Anne Rice. Don't even get me started on her. This would quickly turn into one of my infamous rants!


----------



## dougspaulding

Helspont, RB isn't a sci-fi writer. He's only written one sci-fi novel: "Fahrenheit 451". "Martian Chronicles" was fantasy - excellent fantasy! He's primarily a horror writer, particularly his earlier works.

I recently finished Barker's "Coldheart Canyon", and I thought it was terrific. He's definitely on a different plane, if not planet. (Lilith makes an appearance in this novel). 

Others to ponder: Philip K. Dick, Richard Matheson ("I Am Legend" is one of my favorite vampire novels), M. R. James, Arthur Machen, of course Lovecraft, the demented one, Robert Bloch ("Psycho" is still my favorite horror film), Poe, and Bierce. Who else?


----------



## Dreamdemon

Stephen King
Anne Rice
Clive Barker
H.P. Lovecraft
Bram Stoker

Aaron


----------



## DarkEmpress

*Anne Rice
*Edgar Allen Poe
*Stephen King
and call me childish, but I like *R.L. Stine too...always have...since I was in like 2nd grade


----------



## Lilith

Helspont said:


> I'm actually surprised that Lilith forgot Clive Barker on her list, with her LOVE for the *Hellraiser* series and all. Barker just became a bit too off the wall for me when _Imajica_ came along. I couldn't even finish the book. Clive is DEFINITELY on a different planet than the rest of us.


lol... Well I haven't actually read any of his books as of yet. I might eventually. I been busy with the Vampire Chronicles and Harry Potter. lol


----------



## dougspaulding

Well Lilith, definitely read his "Coldheart Canyon", then.

PROVIDED INFORMATION:

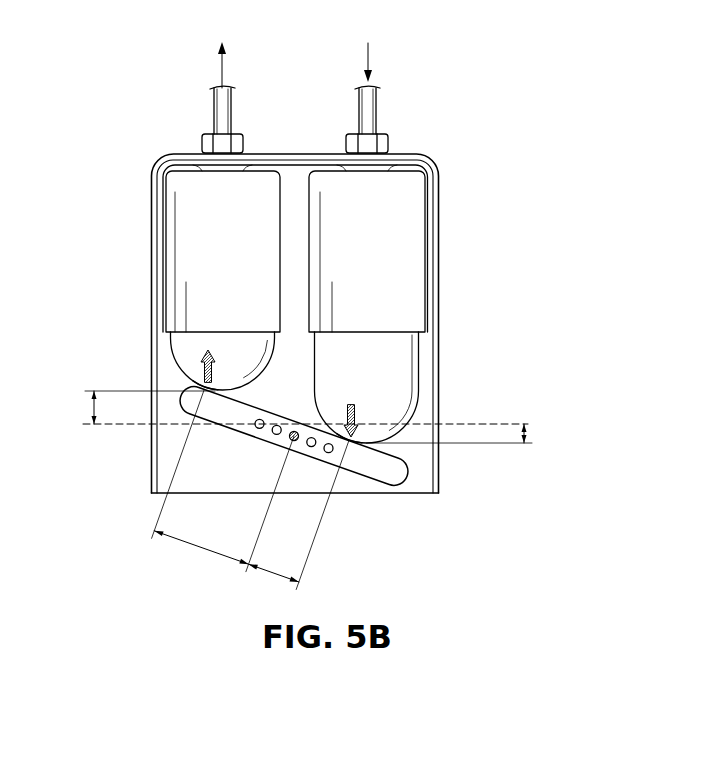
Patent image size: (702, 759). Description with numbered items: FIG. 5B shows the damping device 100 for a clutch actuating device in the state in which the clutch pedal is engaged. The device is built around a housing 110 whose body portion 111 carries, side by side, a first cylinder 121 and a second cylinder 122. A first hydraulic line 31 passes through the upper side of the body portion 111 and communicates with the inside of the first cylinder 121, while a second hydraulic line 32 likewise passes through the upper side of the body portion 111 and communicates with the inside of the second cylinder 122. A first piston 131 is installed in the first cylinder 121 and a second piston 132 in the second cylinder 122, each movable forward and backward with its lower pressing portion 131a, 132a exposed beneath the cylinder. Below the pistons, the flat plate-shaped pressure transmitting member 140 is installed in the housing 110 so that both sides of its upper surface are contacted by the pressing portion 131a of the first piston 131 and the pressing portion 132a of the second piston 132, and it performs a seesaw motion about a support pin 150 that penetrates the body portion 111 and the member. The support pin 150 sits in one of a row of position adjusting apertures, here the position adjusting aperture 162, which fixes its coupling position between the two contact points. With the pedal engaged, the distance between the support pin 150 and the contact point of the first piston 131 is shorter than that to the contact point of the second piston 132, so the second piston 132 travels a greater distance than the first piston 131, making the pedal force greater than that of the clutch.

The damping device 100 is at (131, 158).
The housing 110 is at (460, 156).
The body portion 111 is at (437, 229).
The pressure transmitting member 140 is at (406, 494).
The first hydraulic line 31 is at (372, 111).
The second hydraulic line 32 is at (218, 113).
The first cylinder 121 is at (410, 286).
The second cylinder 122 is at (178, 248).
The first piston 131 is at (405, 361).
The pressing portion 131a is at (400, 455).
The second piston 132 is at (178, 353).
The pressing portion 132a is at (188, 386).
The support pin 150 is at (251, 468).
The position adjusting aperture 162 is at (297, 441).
* * *
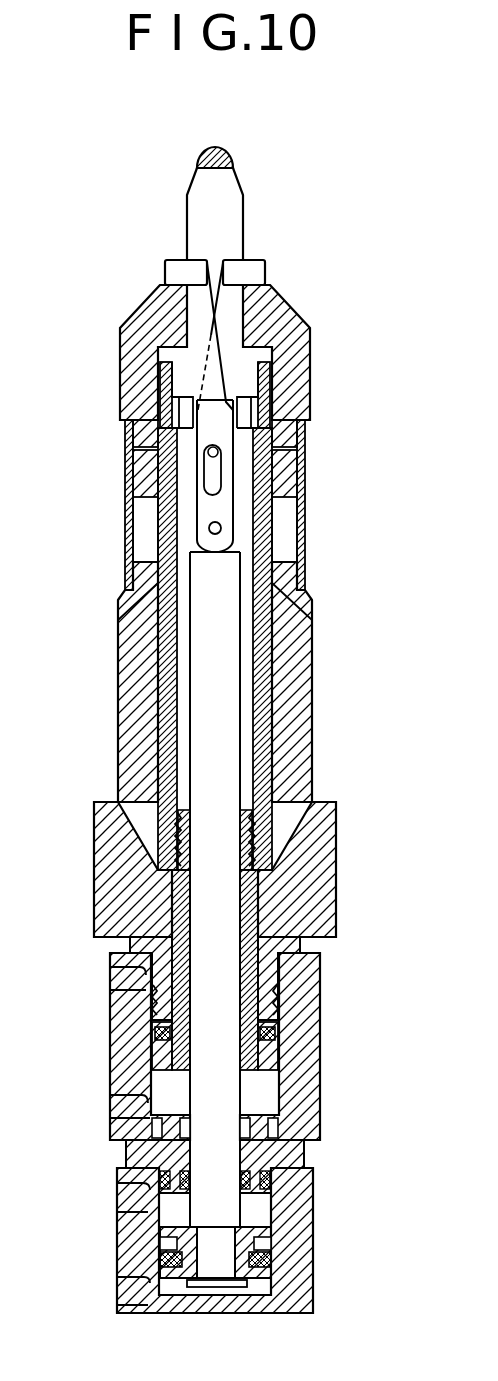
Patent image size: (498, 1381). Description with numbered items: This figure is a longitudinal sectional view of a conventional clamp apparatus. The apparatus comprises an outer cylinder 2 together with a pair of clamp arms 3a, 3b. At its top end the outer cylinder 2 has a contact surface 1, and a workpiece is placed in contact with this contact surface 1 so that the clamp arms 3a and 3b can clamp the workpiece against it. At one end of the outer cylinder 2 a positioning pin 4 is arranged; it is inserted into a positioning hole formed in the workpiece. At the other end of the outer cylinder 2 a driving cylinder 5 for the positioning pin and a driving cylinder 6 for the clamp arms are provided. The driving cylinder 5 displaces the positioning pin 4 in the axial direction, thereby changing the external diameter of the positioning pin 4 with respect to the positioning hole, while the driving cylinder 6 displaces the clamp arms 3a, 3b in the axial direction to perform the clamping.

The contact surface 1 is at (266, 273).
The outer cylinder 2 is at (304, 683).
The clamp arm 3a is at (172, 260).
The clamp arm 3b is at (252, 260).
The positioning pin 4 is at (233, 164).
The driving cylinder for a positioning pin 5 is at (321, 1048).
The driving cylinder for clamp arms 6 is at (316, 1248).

GOALS:
a – In the forum thread on horror writers, what does dougspaulding name as the only science fiction novel RB has written?
b – Reproduce the forum thread on horror writers word for word, from "I recently finished" up to and including "in this novel).".

SOLVED TASKS:
a – "Fahrenheit 451"

b –
I recently finished Barker's "Coldheart Canyon", and I thought it was terrific. He's definitely on a different plane, if not planet. (Lilith makes an appearance in this novel).